▶ **Problem description**
Make an exact copy of all the entries below, with the pictures left out.

## BEGIN Records provided

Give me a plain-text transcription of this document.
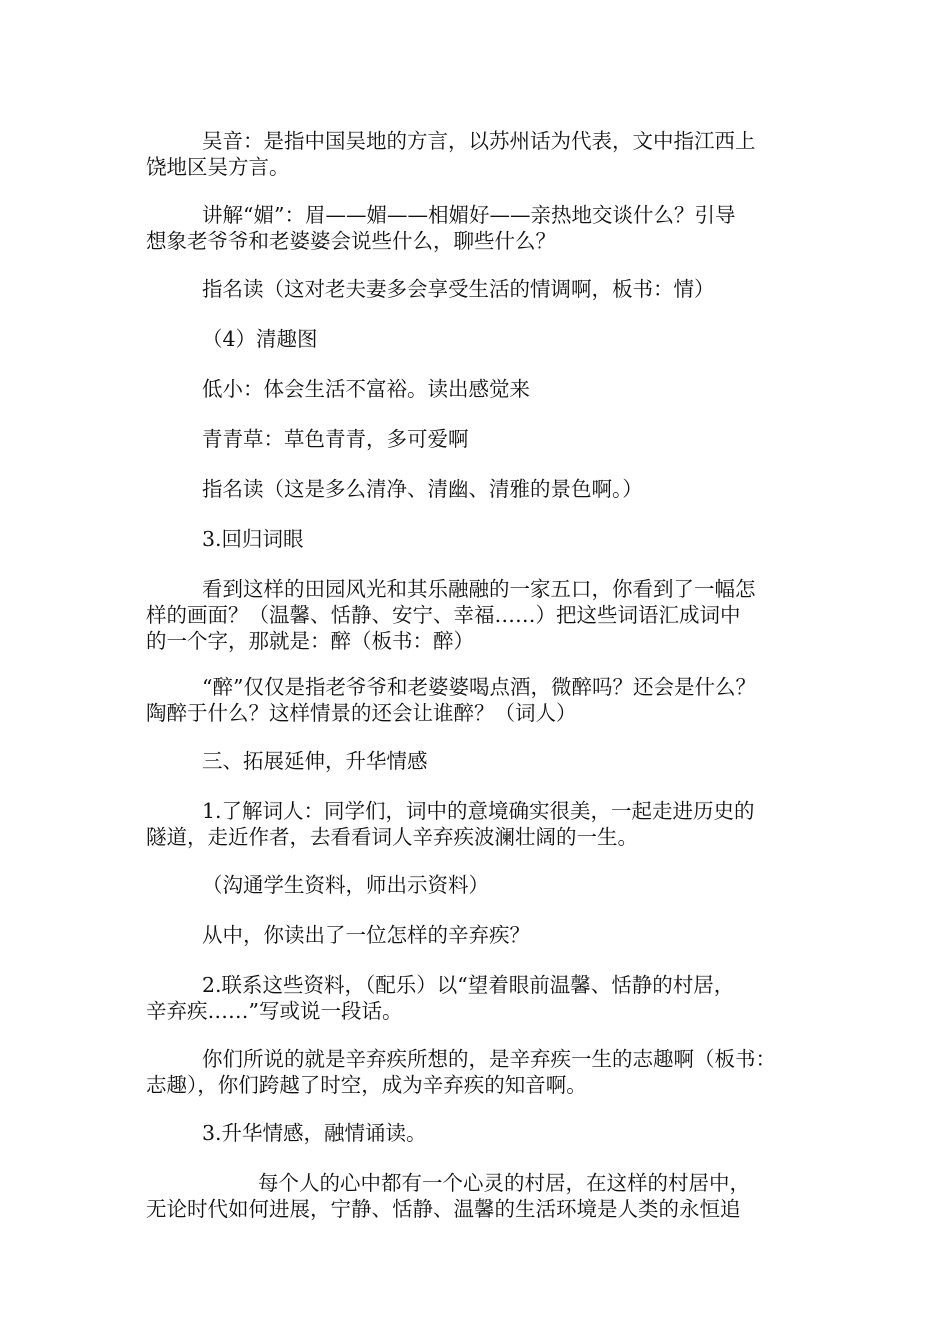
吴音：是指中国吴地的方言，以苏州话为代表，文中指江西上
饶地区吴方言。

讲解“媚”：眉——媚——相媚好——亲热地交谈什么？引导
想象老爷爷和老婆婆会说些什么，聊些什么？

指名读（这对老夫妻多会享受生活的情调啊，板书：情）

（4）清趣图

低小：体会生活不富裕。读出感觉来

青青草：草色青青，多可爱啊

指名读（这是多么清净、清幽、清雅的景色啊。）

3.回归词眼

看到这样的田园风光和其乐融融的一家五口，你看到了一幅怎
样的画面？（温馨、恬静、安宁、幸福……）把这些词语汇成词中
的一个字，那就是：醉（板书：醉）

“醉”仅仅是指老爷爷和老婆婆喝点酒，微醉吗？还会是什么？
陶醉于什么？这样情景的还会让谁醉？（词人）

三、拓展延伸，升华情感

1.了解词人：同学们，词中的意境确实很美，一起走进历史的
隧道，走近作者，去看看词人辛弃疾波澜壮阔的一生。

（沟通学生资料，师出示资料）

从中，你读出了一位怎样的辛弃疾？

2.联系这些资料，（配乐）以“望着眼前温馨、恬静的村居，
辛弃疾……”写或说一段话。

你们所说的就是辛弃疾所想的，是辛弃疾一生的志趣啊（板书：
志趣），你们跨越了时空，成为辛弃疾的知音啊。

3.升华情感，融情诵读。

每个人的心中都有一个心灵的村居，在这样的村居中，
无论时代如何进展，宁静、恬静、温馨的生活环境是人类的永恒追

## END Records provided

▶ **Exercise response**
Give me a plain-text transcription of this document.
吴音：是指中国吴地的方言，以苏州话为代表，文中指江西上
饶地区吴方言。

讲解“媚”：眉——媚——相媚好——亲热地交谈什么？引导
想象老爷爷和老婆婆会说些什么，聊些什么？

指名读（这对老夫妻多会享受生活的情调啊，板书：情）

（4）清趣图

低小：体会生活不富裕。读出感觉来

青青草：草色青青，多可爱啊

指名读（这是多么清净、清幽、清雅的景色啊。）

3.回归词眼

看到这样的田园风光和其乐融融的一家五口，你看到了一幅怎
样的画面？（温馨、恬静、安宁、幸福……）把这些词语汇成词中
的一个字，那就是：醉（板书：醉）

“醉”仅仅是指老爷爷和老婆婆喝点酒，微醉吗？还会是什么？
陶醉于什么？这样情景的还会让谁醉？（词人）

三、拓展延伸，升华情感

1.了解词人：同学们，词中的意境确实很美，一起走进历史的
隧道，走近作者，去看看词人辛弃疾波澜壮阔的一生。

（沟通学生资料，师出示资料）

从中，你读出了一位怎样的辛弃疾？

2.联系这些资料，（配乐）以“望着眼前温馨、恬静的村居，
辛弃疾……”写或说一段话。

你们所说的就是辛弃疾所想的，是辛弃疾一生的志趣啊（板书：
志趣），你们跨越了时空，成为辛弃疾的知音啊。

3.升华情感，融情诵读。

每个人的心中都有一个心灵的村居，在这样的村居中，
无论时代如何进展，宁静、恬静、温馨的生活环境是人类的永恒追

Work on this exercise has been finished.